## [Stated exercise]
Find the lines with "same" in them and copy them out.
==== Supplied records ====
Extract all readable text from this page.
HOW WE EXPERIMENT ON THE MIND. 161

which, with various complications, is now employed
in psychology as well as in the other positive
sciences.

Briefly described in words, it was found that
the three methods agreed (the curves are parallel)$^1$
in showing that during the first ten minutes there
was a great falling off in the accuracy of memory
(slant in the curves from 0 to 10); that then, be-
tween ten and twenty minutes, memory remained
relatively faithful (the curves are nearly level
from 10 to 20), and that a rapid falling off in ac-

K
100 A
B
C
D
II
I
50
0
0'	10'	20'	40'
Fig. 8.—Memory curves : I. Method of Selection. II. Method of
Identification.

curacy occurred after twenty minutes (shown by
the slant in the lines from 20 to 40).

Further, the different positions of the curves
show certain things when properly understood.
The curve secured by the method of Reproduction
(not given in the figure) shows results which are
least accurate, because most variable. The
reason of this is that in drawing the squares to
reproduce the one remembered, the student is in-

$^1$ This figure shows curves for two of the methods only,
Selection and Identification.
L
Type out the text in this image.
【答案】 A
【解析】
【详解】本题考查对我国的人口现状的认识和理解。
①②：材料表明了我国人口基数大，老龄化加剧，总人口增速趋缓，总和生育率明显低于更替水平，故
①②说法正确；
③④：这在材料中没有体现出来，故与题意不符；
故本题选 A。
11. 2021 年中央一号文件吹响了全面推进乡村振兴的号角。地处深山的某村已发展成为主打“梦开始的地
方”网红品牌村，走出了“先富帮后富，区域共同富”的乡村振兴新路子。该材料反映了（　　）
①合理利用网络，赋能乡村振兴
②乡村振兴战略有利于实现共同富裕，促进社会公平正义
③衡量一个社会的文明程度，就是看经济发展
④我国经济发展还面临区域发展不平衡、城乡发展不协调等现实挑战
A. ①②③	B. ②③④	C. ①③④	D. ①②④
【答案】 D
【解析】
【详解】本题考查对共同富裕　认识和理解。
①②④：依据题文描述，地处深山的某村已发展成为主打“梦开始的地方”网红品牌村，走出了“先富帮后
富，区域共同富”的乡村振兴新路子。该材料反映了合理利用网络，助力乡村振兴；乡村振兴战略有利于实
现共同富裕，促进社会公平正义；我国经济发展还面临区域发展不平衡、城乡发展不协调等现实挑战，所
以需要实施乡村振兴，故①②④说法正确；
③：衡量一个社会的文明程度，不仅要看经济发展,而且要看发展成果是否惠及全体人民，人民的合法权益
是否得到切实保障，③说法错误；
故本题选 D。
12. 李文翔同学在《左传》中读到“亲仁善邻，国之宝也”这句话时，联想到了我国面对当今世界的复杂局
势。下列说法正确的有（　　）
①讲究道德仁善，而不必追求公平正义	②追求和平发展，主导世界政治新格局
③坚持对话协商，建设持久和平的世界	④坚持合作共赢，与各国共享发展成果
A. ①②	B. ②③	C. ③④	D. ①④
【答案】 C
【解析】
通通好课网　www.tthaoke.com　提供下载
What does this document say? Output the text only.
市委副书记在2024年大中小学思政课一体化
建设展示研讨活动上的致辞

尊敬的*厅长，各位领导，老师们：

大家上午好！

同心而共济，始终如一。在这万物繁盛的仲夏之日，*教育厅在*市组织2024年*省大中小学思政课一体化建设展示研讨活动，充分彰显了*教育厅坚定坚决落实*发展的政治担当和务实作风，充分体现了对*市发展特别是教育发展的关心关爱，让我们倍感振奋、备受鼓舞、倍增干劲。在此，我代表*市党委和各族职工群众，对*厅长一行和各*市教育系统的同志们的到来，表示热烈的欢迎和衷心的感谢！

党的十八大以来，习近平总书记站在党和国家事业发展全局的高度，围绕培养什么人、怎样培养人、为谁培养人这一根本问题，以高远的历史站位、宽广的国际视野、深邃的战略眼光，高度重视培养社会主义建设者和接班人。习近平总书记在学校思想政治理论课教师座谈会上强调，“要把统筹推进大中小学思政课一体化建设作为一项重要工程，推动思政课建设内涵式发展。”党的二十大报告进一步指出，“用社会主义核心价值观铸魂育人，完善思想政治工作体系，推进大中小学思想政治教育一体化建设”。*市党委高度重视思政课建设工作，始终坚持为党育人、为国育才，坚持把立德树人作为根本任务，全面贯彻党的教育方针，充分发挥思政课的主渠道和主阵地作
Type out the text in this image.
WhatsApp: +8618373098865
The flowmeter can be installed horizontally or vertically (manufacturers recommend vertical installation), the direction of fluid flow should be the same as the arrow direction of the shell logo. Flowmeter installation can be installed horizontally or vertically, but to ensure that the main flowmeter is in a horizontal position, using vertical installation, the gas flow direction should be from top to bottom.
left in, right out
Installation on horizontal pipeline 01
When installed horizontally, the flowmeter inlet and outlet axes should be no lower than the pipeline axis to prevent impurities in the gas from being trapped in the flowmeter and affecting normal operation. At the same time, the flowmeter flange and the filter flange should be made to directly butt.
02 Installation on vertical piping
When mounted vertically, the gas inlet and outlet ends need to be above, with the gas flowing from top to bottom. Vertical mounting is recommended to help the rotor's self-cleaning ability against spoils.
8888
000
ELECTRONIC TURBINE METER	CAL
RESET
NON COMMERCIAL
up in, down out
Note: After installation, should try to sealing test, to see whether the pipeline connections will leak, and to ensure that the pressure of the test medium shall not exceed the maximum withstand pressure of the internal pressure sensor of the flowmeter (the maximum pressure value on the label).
====
## [Task response]
The flowmeter can be installed horizontally or vertically (manufacturers recommend vertical installation), the direction of fluid flow should be the same as the arrow direction of the shell logo. Flowmeter installation can be installed horizontally or vertically, but to ensure that the main flowmeter is in a horizontal position, using vertical installation, the gas flow direction should be from top to bottom.
When installed horizontally, the flowmeter inlet and outlet axes should be no lower than the pipeline axis to prevent impurities in the gas from being trapped in the flowmeter and affecting normal operation. At the same time, the flowmeter flange and the filter flange should be made to directly butt.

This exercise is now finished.